++++ Listing

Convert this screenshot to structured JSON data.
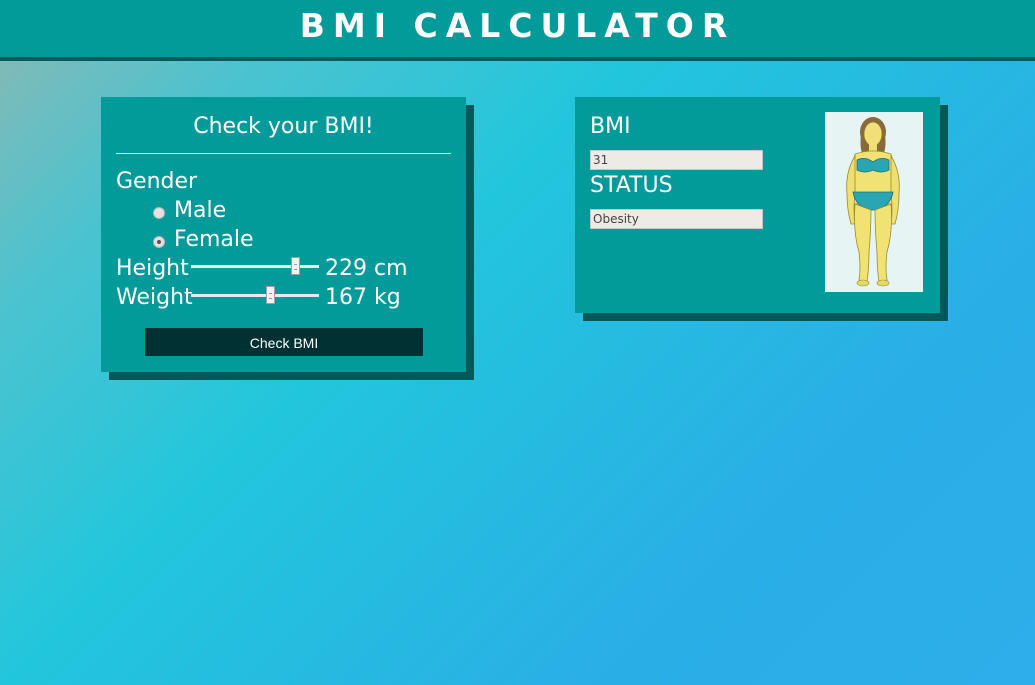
{
  "header": {
    "title": "BMI CALCULATOR"
  },
  "form": {
    "title": "Check your BMI!",
    "gender_label": "Gender",
    "gender_options": [
      {
        "label": "Male",
        "checked": false
      },
      {
        "label": "Female",
        "checked": true
      }
    ],
    "height_label": "Height",
    "height_value": "229 cm",
    "height_slider_fraction": 0.84,
    "weight_label": "Weight",
    "weight_value": "167 kg",
    "weight_slider_fraction": 0.63,
    "check_button_label": "Check BMI"
  },
  "result": {
    "bmi_label": "BMI",
    "bmi_value": "31",
    "status_label": "STATUS",
    "status_value": "Obesity",
    "figure_icon": "obese-female-figure-icon"
  },
  "colors": {
    "header_bg": "#039a9a",
    "card_bg": "#039a9a",
    "card_shadow": "#03585a",
    "button_bg": "#013133"
  }
}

++++++++

◆ **Task requirements**: Quote the preceding records in their entirety, excluding every picture.

◆ **Response to this task**:
Convert this screenshot to structured JSON data.
{
  "header": {
    "title": "BMI CALCULATOR"
  },
  "form": {
    "title": "Check your BMI!",
    "gender_label": "Gender",
    "gender_options": [
      {
        "label": "Male",
        "checked": false
      },
      {
        "label": "Female",
        "checked": true
      }
    ],
    "height_label": "Height",
    "height_value": "229 cm",
    "height_slider_fraction": 0.84,
    "weight_label": "Weight",
    "weight_value": "167 kg",
    "weight_slider_fraction": 0.63,
    "check_button_label": "Check BMI"
  },
  "result": {
    "bmi_label": "BMI",
    "bmi_value": "31",
    "status_label": "STATUS",
    "status_value": "Obesity",
    "figure_icon": "obese-female-figure-icon"
  },
  "colors": {
    "header_bg": "#039a9a",
    "card_bg": "#039a9a",
    "card_shadow": "#03585a",
    "button_bg": "#013133"
  }
}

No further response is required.